• _What to work on_:
Entries follow. Set all of them down as they stand.

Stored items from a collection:
»»
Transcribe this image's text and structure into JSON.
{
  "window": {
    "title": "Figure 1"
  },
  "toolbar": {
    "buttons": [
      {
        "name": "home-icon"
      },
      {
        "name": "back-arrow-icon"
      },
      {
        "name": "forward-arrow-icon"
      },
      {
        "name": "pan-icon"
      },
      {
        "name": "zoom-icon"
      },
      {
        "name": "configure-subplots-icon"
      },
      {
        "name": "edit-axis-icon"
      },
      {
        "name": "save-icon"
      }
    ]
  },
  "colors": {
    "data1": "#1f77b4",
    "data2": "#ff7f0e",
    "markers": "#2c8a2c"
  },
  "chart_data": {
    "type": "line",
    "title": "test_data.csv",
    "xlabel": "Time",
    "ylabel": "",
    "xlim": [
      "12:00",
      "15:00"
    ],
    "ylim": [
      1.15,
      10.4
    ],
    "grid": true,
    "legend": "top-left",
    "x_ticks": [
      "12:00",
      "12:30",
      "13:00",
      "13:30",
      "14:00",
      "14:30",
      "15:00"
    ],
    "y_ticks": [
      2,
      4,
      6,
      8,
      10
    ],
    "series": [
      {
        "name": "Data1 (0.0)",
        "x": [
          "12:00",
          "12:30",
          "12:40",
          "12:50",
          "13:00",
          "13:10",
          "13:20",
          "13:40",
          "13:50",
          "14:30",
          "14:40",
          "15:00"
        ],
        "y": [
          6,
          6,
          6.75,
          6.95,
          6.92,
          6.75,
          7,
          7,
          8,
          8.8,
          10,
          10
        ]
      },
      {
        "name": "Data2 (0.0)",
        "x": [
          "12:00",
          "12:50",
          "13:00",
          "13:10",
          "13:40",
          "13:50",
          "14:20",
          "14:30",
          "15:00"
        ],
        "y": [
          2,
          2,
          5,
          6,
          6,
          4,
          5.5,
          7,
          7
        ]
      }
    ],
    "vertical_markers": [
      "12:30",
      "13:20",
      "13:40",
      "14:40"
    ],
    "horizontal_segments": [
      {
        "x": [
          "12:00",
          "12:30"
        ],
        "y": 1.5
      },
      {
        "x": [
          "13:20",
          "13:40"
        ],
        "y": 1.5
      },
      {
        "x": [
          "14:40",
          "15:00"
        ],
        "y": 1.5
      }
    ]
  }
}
««
• _Problem solution_:
Transcribe this image's text and structure into JSON.
{
  "window": {
    "title": "Figure 1"
  },
  "toolbar": {
    "buttons": [
      {
        "name": "home-icon"
      },
      {
        "name": "back-arrow-icon"
      },
      {
        "name": "forward-arrow-icon"
      },
      {
        "name": "pan-icon"
      },
      {
        "name": "zoom-icon"
      },
      {
        "name": "configure-subplots-icon"
      },
      {
        "name": "edit-axis-icon"
      },
      {
        "name": "save-icon"
      }
    ]
  },
  "colors": {
    "data1": "#1f77b4",
    "data2": "#ff7f0e",
    "markers": "#2c8a2c"
  },
  "chart_data": {
    "type": "line",
    "title": "test_data.csv",
    "xlabel": "Time",
    "ylabel": "",
    "xlim": [
      "12:00",
      "15:00"
    ],
    "ylim": [
      1.15,
      10.4
    ],
    "grid": true,
    "legend": "top-left",
    "x_ticks": [
      "12:00",
      "12:30",
      "13:00",
      "13:30",
      "14:00",
      "14:30",
      "15:00"
    ],
    "y_ticks": [
      2,
      4,
      6,
      8,
      10
    ],
    "series": [
      {
        "name": "Data1 (0.0)",
        "x": [
          "12:00",
          "12:30",
          "12:40",
          "12:50",
          "13:00",
          "13:10",
          "13:20",
          "13:40",
          "13:50",
          "14:30",
          "14:40",
          "15:00"
        ],
        "y": [
          6,
          6,
          6.75,
          6.95,
          6.92,
          6.75,
          7,
          7,
          8,
          8.8,
          10,
          10
        ]
      },
      {
        "name": "Data2 (0.0)",
        "x": [
          "12:00",
          "12:50",
          "13:00",
          "13:10",
          "13:40",
          "13:50",
          "14:20",
          "14:30",
          "15:00"
        ],
        "y": [
          2,
          2,
          5,
          6,
          6,
          4,
          5.5,
          7,
          7
        ]
      }
    ],
    "vertical_markers": [
      "12:30",
      "13:20",
      "13:40",
      "14:40"
    ],
    "horizontal_segments": [
      {
        "x": [
          "12:00",
          "12:30"
        ],
        "y": 1.5
      },
      {
        "x": [
          "13:20",
          "13:40"
        ],
        "y": 1.5
      },
      {
        "x": [
          "14:40",
          "15:00"
        ],
        "y": 1.5
      }
    ]
  }
}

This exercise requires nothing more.